:: Extracted entries ::
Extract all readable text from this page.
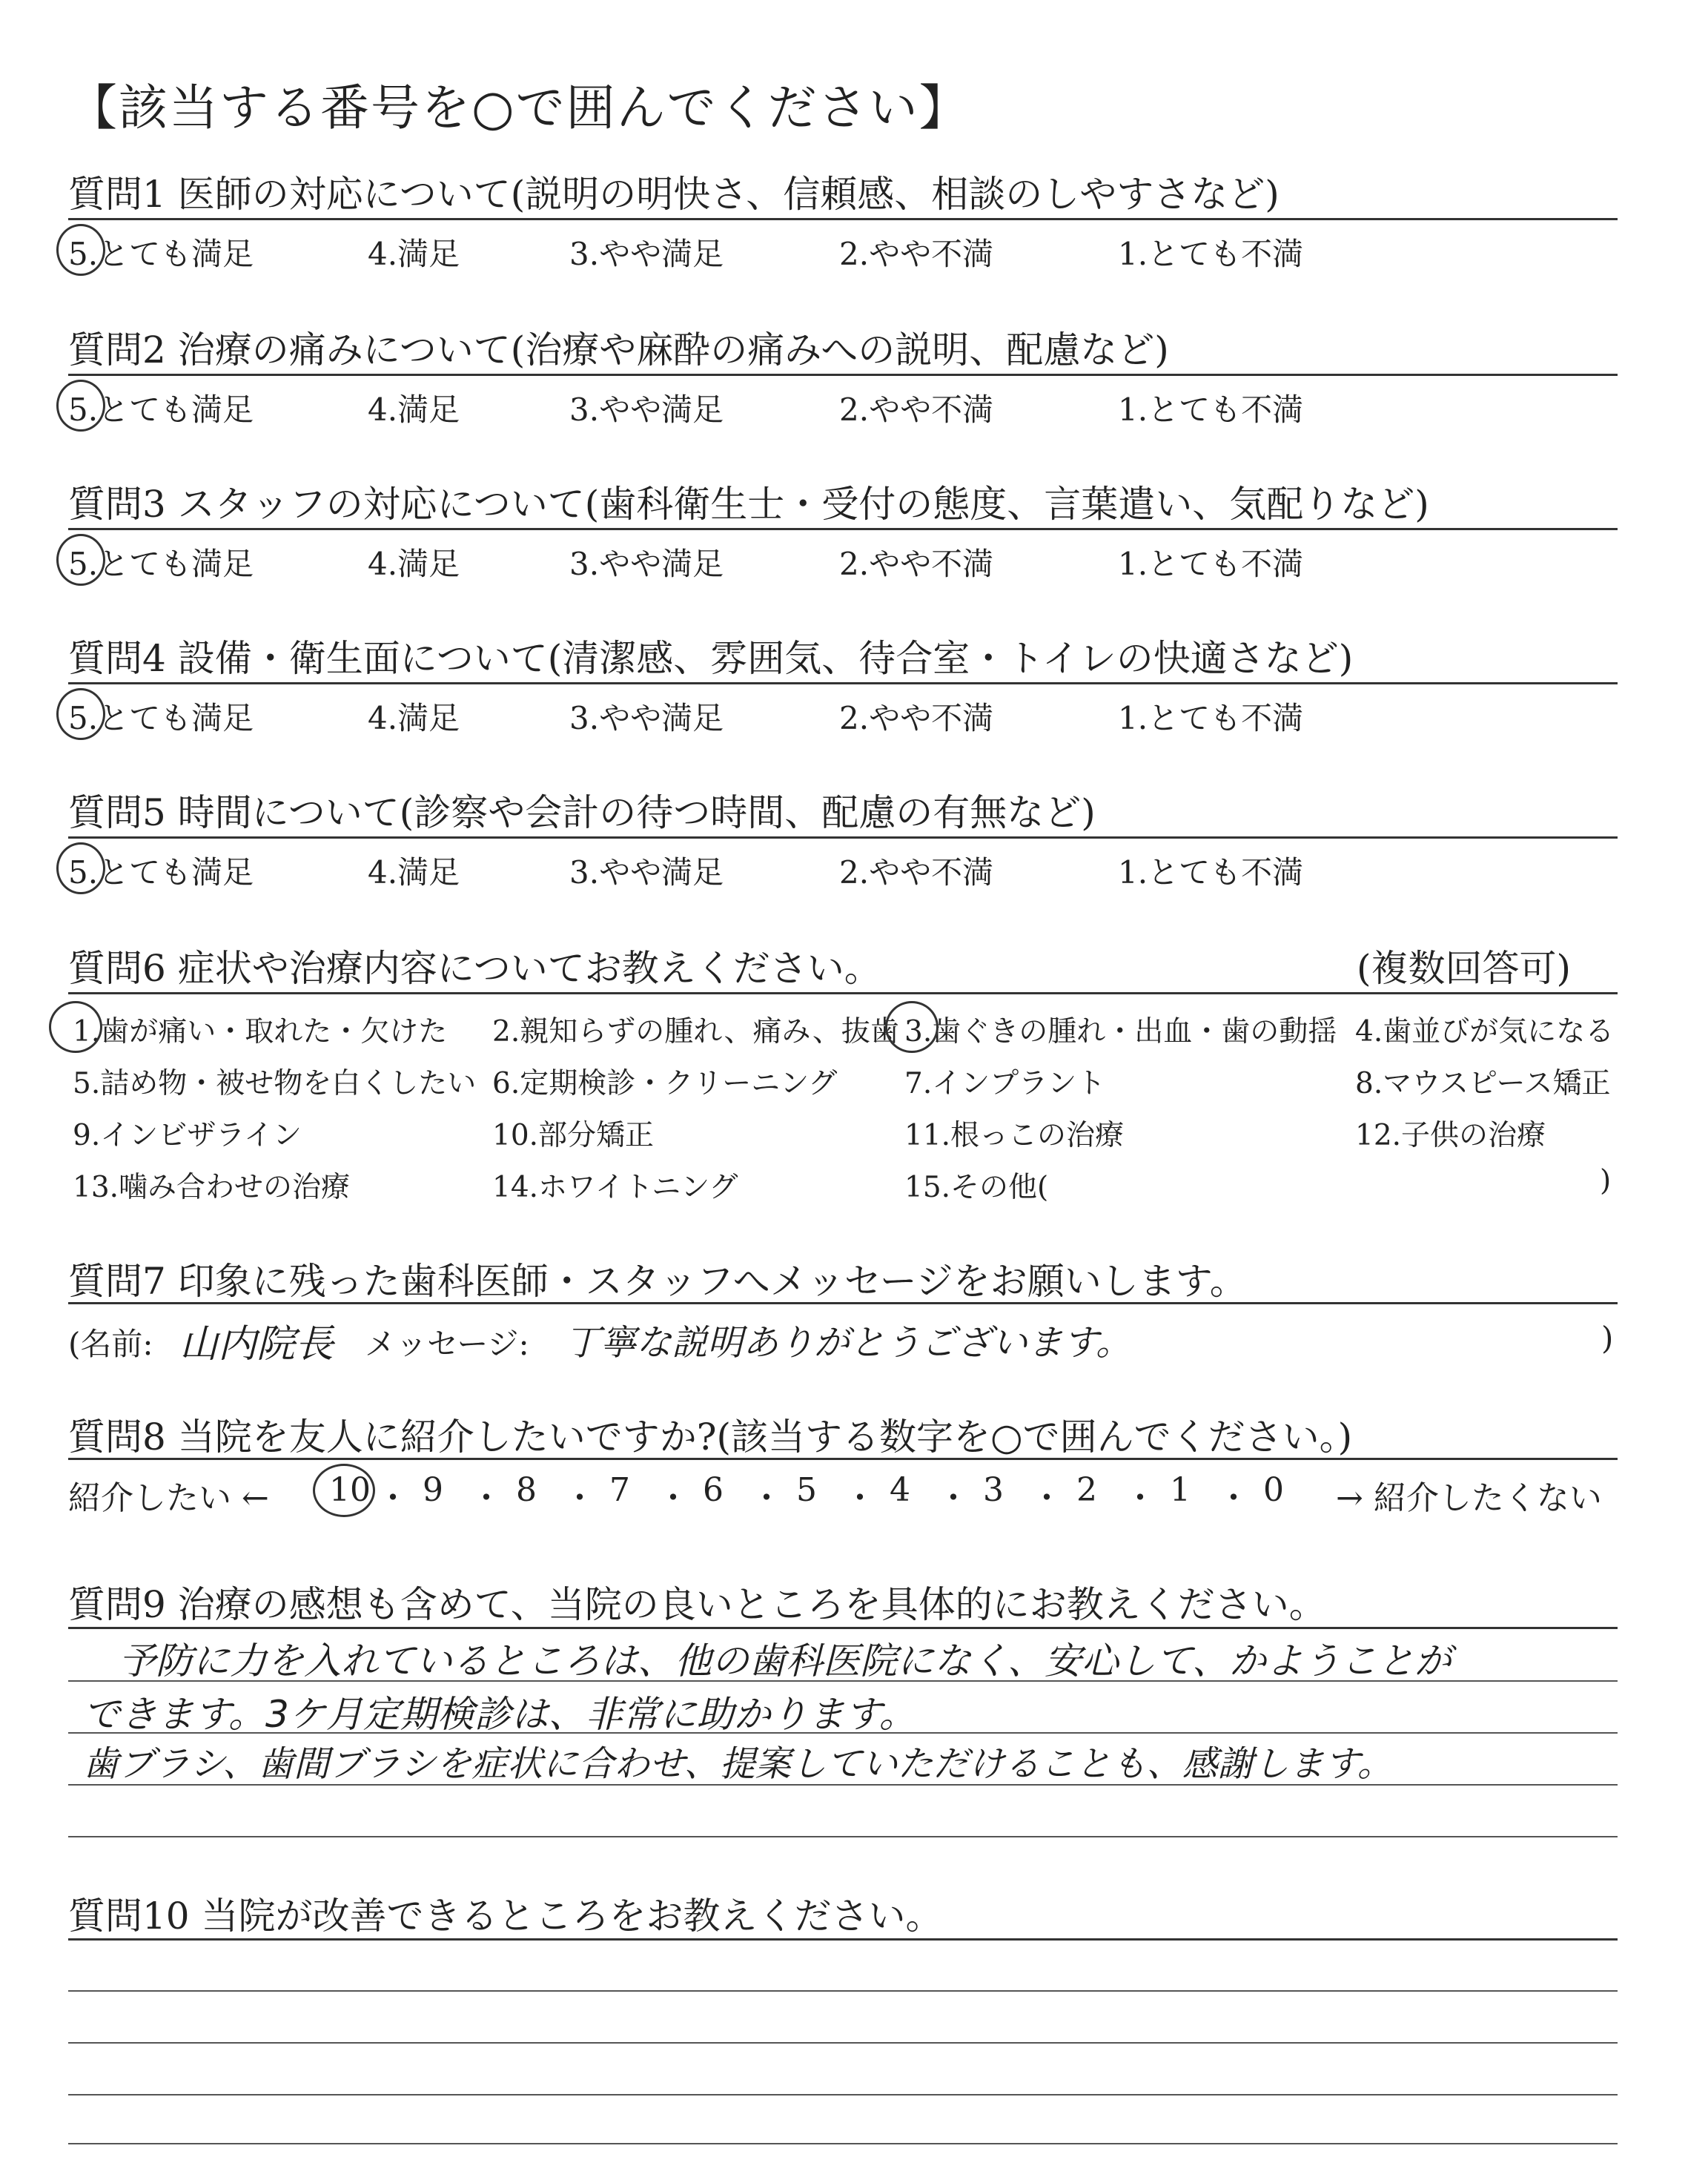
【該当する番号を○で囲んでください】
質問1 医師の対応について(説明の明快さ、信頼感、相談のしやすさなど)
5.とても満足	4.満足	3.やや満足	2.やや不満	1.とても不満
質問2 治療の痛みについて(治療や麻酔の痛みへの説明、配慮など)
5.とても満足	4.満足	3.やや満足	2.やや不満	1.とても不満
質問3 スタッフの対応について(歯科衛生士・受付の態度、言葉遣い、気配りなど)
5.とても満足	4.満足	3.やや満足	2.やや不満	1.とても不満
質問4 設備・衛生面について(清潔感、雰囲気、待合室・トイレの快適さなど)
5.とても満足	4.満足	3.やや満足	2.やや不満	1.とても不満
質問5 時間について(診察や会計の待つ時間、配慮の有無など)
5.とても満足	4.満足	3.やや満足	2.やや不満	1.とても不満
質問6 症状や治療内容についてお教えください。	(複数回答可)
1.歯が痛い・取れた・欠けた 2.親知らずの腫れ、痛み、抜歯 3.歯ぐきの腫れ・出血・歯の動揺 4.歯並びが気になる
5.詰め物・被せ物を白くしたい 6.定期検診・クリーニング 7.インプラント	8.マウスピース矯正
9.インビザライン	10.部分矯正	11.根っこの治療	12.子供の治療
13.噛み合わせの治療	14.ホワイトニング	15.その他(	)
質問7 印象に残った歯科医師・スタッフへメッセージをお願いします。
(名前: 山内院長 メッセージ: 丁寧な説明ありがとうございます。	)
質問8 当院を友人に紹介したいですか?(該当する数字を○で囲んでください。)
紹介したい ←	→ 紹介したくない
10 ・ 9 ・ 8 ・ 7 ・ 6 ・ 5 ・ 4 ・ 3 ・ 2 ・ 1 ・ 0
質問9 治療の感想も含めて、当院の良いところを具体的にお教えください。
予防に力を入れているところは、他の歯科医院になく、安心して、かようことが
できます。3ケ月定期検診は、非常に助かります。
歯ブラシ、歯間ブラシを症状に合わせ、提案していただけることも、感謝します。
質問10 当院が改善できるところをお教えください。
:::
§ **What the task asks**
Every line above should be repeated exactly; pictures stay out of the copy.

§ **Answer to the problem**
Extract all readable text from this page.
【該当する番号を○で囲んでください】
質問1 医師の対応について(説明の明快さ、信頼感、相談のしやすさなど)
5.とても満足	4.満足	3.やや満足	2.やや不満	1.とても不満
質問2 治療の痛みについて(治療や麻酔の痛みへの説明、配慮など)
5.とても満足	4.満足	3.やや満足	2.やや不満	1.とても不満
質問3 スタッフの対応について(歯科衛生士・受付の態度、言葉遣い、気配りなど)
5.とても満足	4.満足	3.やや満足	2.やや不満	1.とても不満
質問4 設備・衛生面について(清潔感、雰囲気、待合室・トイレの快適さなど)
5.とても満足	4.満足	3.やや満足	2.やや不満	1.とても不満
質問5 時間について(診察や会計の待つ時間、配慮の有無など)
5.とても満足	4.満足	3.やや満足	2.やや不満	1.とても不満
質問6 症状や治療内容についてお教えください。	(複数回答可)
1.歯が痛い・取れた・欠けた 2.親知らずの腫れ、痛み、抜歯 3.歯ぐきの腫れ・出血・歯の動揺 4.歯並びが気になる
5.詰め物・被せ物を白くしたい 6.定期検診・クリーニング 7.インプラント	8.マウスピース矯正
9.インビザライン	10.部分矯正	11.根っこの治療	12.子供の治療
13.噛み合わせの治療	14.ホワイトニング	15.その他(	)
質問7 印象に残った歯科医師・スタッフへメッセージをお願いします。
(名前: 山内院長 メッセージ: 丁寧な説明ありがとうございます。	)
質問8 当院を友人に紹介したいですか?(該当する数字を○で囲んでください。)
紹介したい ←	→ 紹介したくない
10 ・ 9 ・ 8 ・ 7 ・ 6 ・ 5 ・ 4 ・ 3 ・ 2 ・ 1 ・ 0
質問9 治療の感想も含めて、当院の良いところを具体的にお教えください。
予防に力を入れているところは、他の歯科医院になく、安心して、かようことが
できます。3ケ月定期検診は、非常に助かります。
歯ブラシ、歯間ブラシを症状に合わせ、提案していただけることも、感謝します。
質問10 当院が改善できるところをお教えください。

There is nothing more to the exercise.